EXERCISE TASK
Locate every line in the records below that holds the word "marker" and return each one.

--- start EXERCISE DATA ---

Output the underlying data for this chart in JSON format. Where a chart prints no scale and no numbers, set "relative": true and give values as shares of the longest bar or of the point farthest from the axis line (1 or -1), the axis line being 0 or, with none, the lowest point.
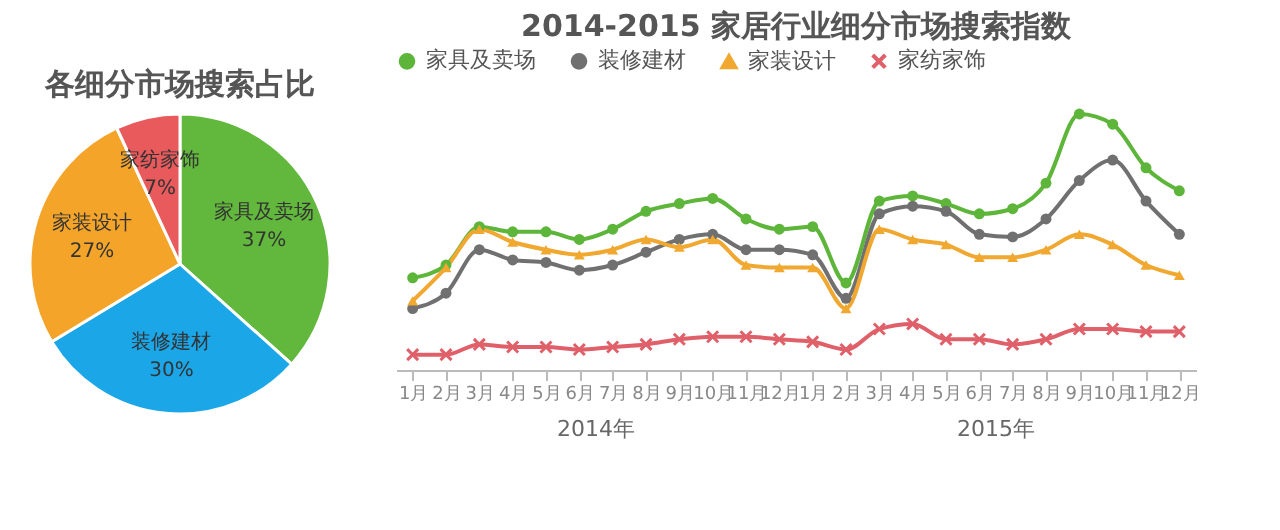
{
  "chart_data": [
    {
      "type": "pie",
      "title": "各细分市场搜索占比",
      "categories": [
        "家具及卖场",
        "装修建材",
        "家装设计",
        "家纺家饰"
      ],
      "values": [
        37,
        30,
        27,
        7
      ],
      "colors": [
        "#62b83c",
        "#1ba6e8",
        "#f5a42a",
        "#e85a5c"
      ],
      "value_labels": [
        "37%",
        "30%",
        "27%",
        "7%"
      ],
      "legend": false
    },
    {
      "type": "line",
      "title": "2014-2015 家居行业细分市场搜索指数",
      "relative": true,
      "legend": "top",
      "grid": false,
      "categories": [
        "1月",
        "2月",
        "3月",
        "4月",
        "5月",
        "6月",
        "7月",
        "8月",
        "9月",
        "10月",
        "11月",
        "12月",
        "1月",
        "2月",
        "3月",
        "4月",
        "5月",
        "6月",
        "7月",
        "8月",
        "9月",
        "10月",
        "11月",
        "12月"
      ],
      "annotations": [
        "2014年",
        "2015年"
      ],
      "series": [
        {
          "name": "家具及卖场",
          "color": "#5db53a",
          "marker": "circle",
          "values": [
            0.36,
            0.41,
            0.56,
            0.54,
            0.54,
            0.51,
            0.55,
            0.62,
            0.65,
            0.67,
            0.59,
            0.55,
            0.56,
            0.34,
            0.66,
            0.68,
            0.65,
            0.61,
            0.63,
            0.73,
            1,
            0.96,
            0.79,
            0.7
          ]
        },
        {
          "name": "装修建材",
          "color": "#707070",
          "marker": "circle",
          "values": [
            0.24,
            0.3,
            0.47,
            0.43,
            0.42,
            0.39,
            0.41,
            0.46,
            0.51,
            0.53,
            0.47,
            0.47,
            0.45,
            0.28,
            0.61,
            0.64,
            0.62,
            0.53,
            0.52,
            0.59,
            0.74,
            0.82,
            0.66,
            0.53
          ]
        },
        {
          "name": "家装设计",
          "color": "#f0a830",
          "marker": "triangle",
          "values": [
            0.27,
            0.4,
            0.55,
            0.5,
            0.47,
            0.45,
            0.47,
            0.51,
            0.48,
            0.51,
            0.41,
            0.4,
            0.4,
            0.24,
            0.55,
            0.51,
            0.49,
            0.44,
            0.44,
            0.47,
            0.53,
            0.49,
            0.41,
            0.37
          ]
        },
        {
          "name": "家纺家饰",
          "color": "#e0606a",
          "marker": "cross",
          "values": [
            0.06,
            0.06,
            0.1,
            0.09,
            0.09,
            0.08,
            0.09,
            0.1,
            0.12,
            0.13,
            0.13,
            0.12,
            0.11,
            0.08,
            0.16,
            0.18,
            0.12,
            0.12,
            0.1,
            0.12,
            0.16,
            0.16,
            0.15,
            0.15
          ]
        }
      ]
    }
  ]
}
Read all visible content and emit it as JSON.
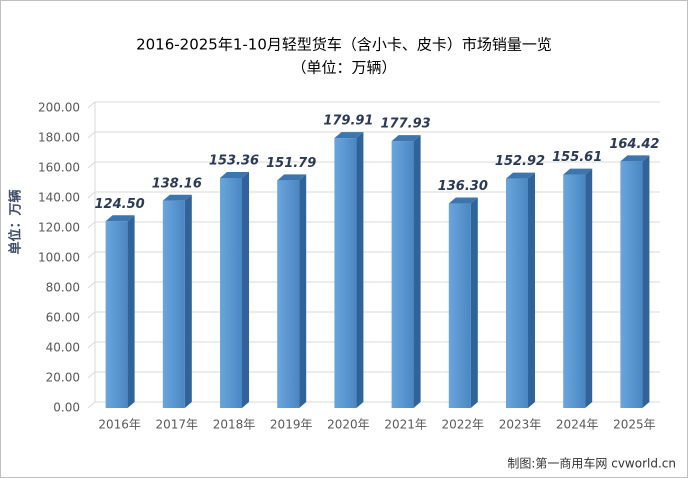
{
  "chart_data": {
    "type": "bar3d",
    "title": "2016-2025年1-10月轻型货车（含小卡、皮卡）市场销量一览",
    "subtitle": "（单位：万辆）",
    "y_label": "单位：万辆",
    "footer": "制图:第一商用车网 cvworld.cn",
    "categories": [
      "2016年",
      "2017年",
      "2018年",
      "2019年",
      "2020年",
      "2021年",
      "2022年",
      "2023年",
      "2024年",
      "2025年"
    ],
    "values": [
      124.5,
      138.16,
      153.36,
      151.79,
      179.91,
      177.93,
      136.3,
      152.92,
      155.61,
      164.42
    ],
    "value_labels": [
      "124.50",
      "138.16",
      "153.36",
      "151.79",
      "179.91",
      "177.93",
      "136.30",
      "152.92",
      "155.61",
      "164.42"
    ],
    "color": "#5b9bd5",
    "ylim": [
      0,
      200
    ],
    "yticks": [
      {
        "value": 0,
        "label": "0.00"
      },
      {
        "value": 20,
        "label": "20.00"
      },
      {
        "value": 40,
        "label": "40.00"
      },
      {
        "value": 60,
        "label": "60.00"
      },
      {
        "value": 80,
        "label": "80.00"
      },
      {
        "value": 100,
        "label": "100.00"
      },
      {
        "value": 120,
        "label": "120.00"
      },
      {
        "value": 140,
        "label": "140.00"
      },
      {
        "value": 160,
        "label": "160.00"
      },
      {
        "value": 180,
        "label": "180.00"
      },
      {
        "value": 200,
        "label": "200.00"
      }
    ],
    "grid": true
  }
}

--- end EXERCISE DATA ---

OUTPUT BELOW
          "marker": "circle",
          "marker": "circle",
          "marker": "triangle",
          "marker": "cross",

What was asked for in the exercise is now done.